Part of a data file:
● ● ●

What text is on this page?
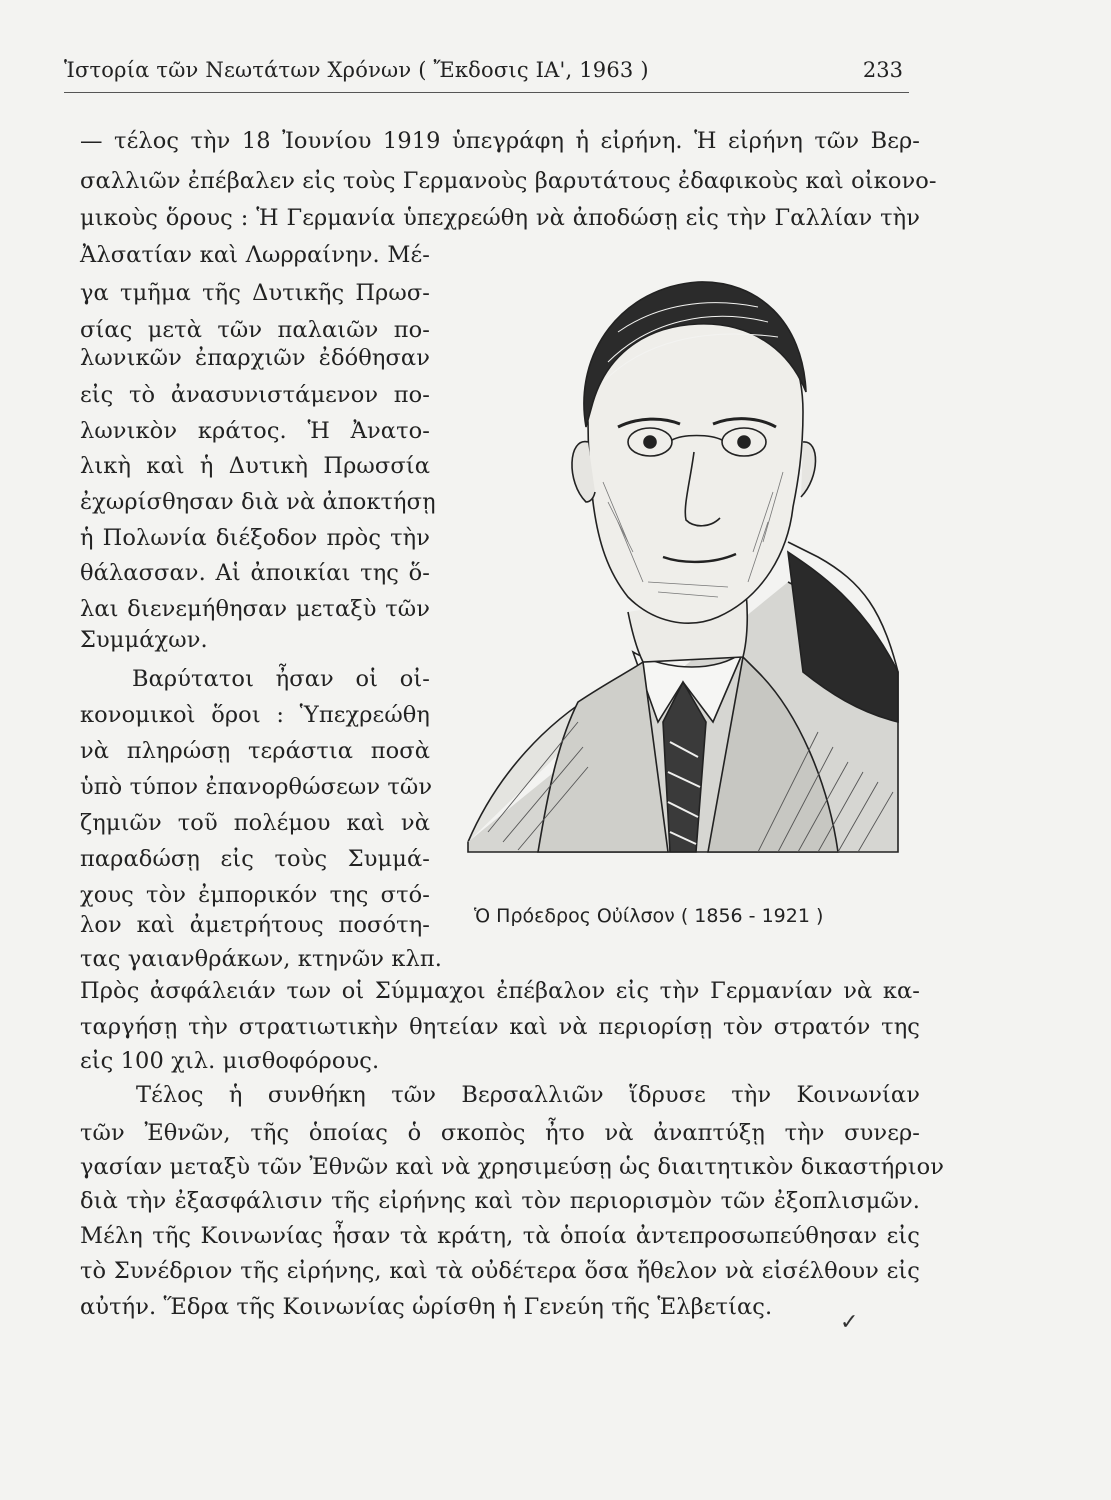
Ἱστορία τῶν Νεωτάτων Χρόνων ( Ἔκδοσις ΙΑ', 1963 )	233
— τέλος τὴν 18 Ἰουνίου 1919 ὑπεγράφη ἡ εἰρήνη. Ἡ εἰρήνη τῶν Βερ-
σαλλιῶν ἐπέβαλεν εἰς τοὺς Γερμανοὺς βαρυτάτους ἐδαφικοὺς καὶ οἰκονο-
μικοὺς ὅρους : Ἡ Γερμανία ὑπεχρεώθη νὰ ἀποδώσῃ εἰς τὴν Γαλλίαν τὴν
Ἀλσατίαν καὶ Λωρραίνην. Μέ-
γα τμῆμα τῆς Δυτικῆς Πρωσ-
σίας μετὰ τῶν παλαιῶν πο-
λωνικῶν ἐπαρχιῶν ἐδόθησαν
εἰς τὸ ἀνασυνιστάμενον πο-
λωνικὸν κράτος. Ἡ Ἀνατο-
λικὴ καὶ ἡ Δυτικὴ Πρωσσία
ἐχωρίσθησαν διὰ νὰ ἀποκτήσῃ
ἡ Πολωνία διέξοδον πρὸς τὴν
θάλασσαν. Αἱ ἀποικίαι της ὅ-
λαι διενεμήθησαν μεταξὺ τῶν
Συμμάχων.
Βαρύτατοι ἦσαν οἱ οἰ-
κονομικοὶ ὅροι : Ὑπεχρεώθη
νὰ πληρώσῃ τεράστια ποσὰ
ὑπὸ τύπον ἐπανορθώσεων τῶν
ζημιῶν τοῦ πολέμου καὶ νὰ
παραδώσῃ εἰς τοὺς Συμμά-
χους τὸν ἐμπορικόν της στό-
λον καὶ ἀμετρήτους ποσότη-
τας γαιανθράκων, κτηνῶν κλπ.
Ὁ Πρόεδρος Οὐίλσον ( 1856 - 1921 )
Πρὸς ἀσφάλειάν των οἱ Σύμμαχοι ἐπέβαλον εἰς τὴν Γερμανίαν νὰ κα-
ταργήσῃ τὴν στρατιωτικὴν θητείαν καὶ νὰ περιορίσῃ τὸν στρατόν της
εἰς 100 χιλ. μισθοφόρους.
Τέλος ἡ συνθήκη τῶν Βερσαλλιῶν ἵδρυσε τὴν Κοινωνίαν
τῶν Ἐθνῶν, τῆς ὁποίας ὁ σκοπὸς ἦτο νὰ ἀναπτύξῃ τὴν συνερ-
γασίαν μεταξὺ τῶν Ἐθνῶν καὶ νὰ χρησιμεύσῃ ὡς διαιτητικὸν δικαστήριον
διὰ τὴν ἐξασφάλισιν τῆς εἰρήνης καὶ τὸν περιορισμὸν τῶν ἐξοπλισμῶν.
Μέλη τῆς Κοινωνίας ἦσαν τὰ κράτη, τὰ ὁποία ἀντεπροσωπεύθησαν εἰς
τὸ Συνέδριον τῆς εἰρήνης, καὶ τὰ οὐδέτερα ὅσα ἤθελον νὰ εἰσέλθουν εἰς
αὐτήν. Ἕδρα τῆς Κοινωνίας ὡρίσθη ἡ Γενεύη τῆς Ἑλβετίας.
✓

● ● ●

## [TASK OBJECTIVE]
From the listing above, print every entry precisely and drop the pictures.

## [SOLUTION]
What text is on this page?
Ἱστορία τῶν Νεωτάτων Χρόνων ( Ἔκδοσις ΙΑ', 1963 )	233
— τέλος τὴν 18 Ἰουνίου 1919 ὑπεγράφη ἡ εἰρήνη. Ἡ εἰρήνη τῶν Βερ-
σαλλιῶν ἐπέβαλεν εἰς τοὺς Γερμανοὺς βαρυτάτους ἐδαφικοὺς καὶ οἰκονο-
μικοὺς ὅρους : Ἡ Γερμανία ὑπεχρεώθη νὰ ἀποδώσῃ εἰς τὴν Γαλλίαν τὴν
Ἀλσατίαν καὶ Λωρραίνην. Μέ-
γα τμῆμα τῆς Δυτικῆς Πρωσ-
σίας μετὰ τῶν παλαιῶν πο-
λωνικῶν ἐπαρχιῶν ἐδόθησαν
εἰς τὸ ἀνασυνιστάμενον πο-
λωνικὸν κράτος. Ἡ Ἀνατο-
λικὴ καὶ ἡ Δυτικὴ Πρωσσία
ἐχωρίσθησαν διὰ νὰ ἀποκτήσῃ
ἡ Πολωνία διέξοδον πρὸς τὴν
θάλασσαν. Αἱ ἀποικίαι της ὅ-
λαι διενεμήθησαν μεταξὺ τῶν
Συμμάχων.
Βαρύτατοι ἦσαν οἱ οἰ-
κονομικοὶ ὅροι : Ὑπεχρεώθη
νὰ πληρώσῃ τεράστια ποσὰ
ὑπὸ τύπον ἐπανορθώσεων τῶν
ζημιῶν τοῦ πολέμου καὶ νὰ
παραδώσῃ εἰς τοὺς Συμμά-
χους τὸν ἐμπορικόν της στό-
λον καὶ ἀμετρήτους ποσότη-
τας γαιανθράκων, κτηνῶν κλπ.
Ὁ Πρόεδρος Οὐίλσον ( 1856 - 1921 )
Πρὸς ἀσφάλειάν των οἱ Σύμμαχοι ἐπέβαλον εἰς τὴν Γερμανίαν νὰ κα-
ταργήσῃ τὴν στρατιωτικὴν θητείαν καὶ νὰ περιορίσῃ τὸν στρατόν της
εἰς 100 χιλ. μισθοφόρους.
Τέλος ἡ συνθήκη τῶν Βερσαλλιῶν ἵδρυσε τὴν Κοινωνίαν
τῶν Ἐθνῶν, τῆς ὁποίας ὁ σκοπὸς ἦτο νὰ ἀναπτύξῃ τὴν συνερ-
γασίαν μεταξὺ τῶν Ἐθνῶν καὶ νὰ χρησιμεύσῃ ὡς διαιτητικὸν δικαστήριον
διὰ τὴν ἐξασφάλισιν τῆς εἰρήνης καὶ τὸν περιορισμὸν τῶν ἐξοπλισμῶν.
Μέλη τῆς Κοινωνίας ἦσαν τὰ κράτη, τὰ ὁποία ἀντεπροσωπεύθησαν εἰς
τὸ Συνέδριον τῆς εἰρήνης, καὶ τὰ οὐδέτερα ὅσα ἤθελον νὰ εἰσέλθουν εἰς
αὐτήν. Ἕδρα τῆς Κοινωνίας ὡρίσθη ἡ Γενεύη τῆς Ἑλβετίας.
✓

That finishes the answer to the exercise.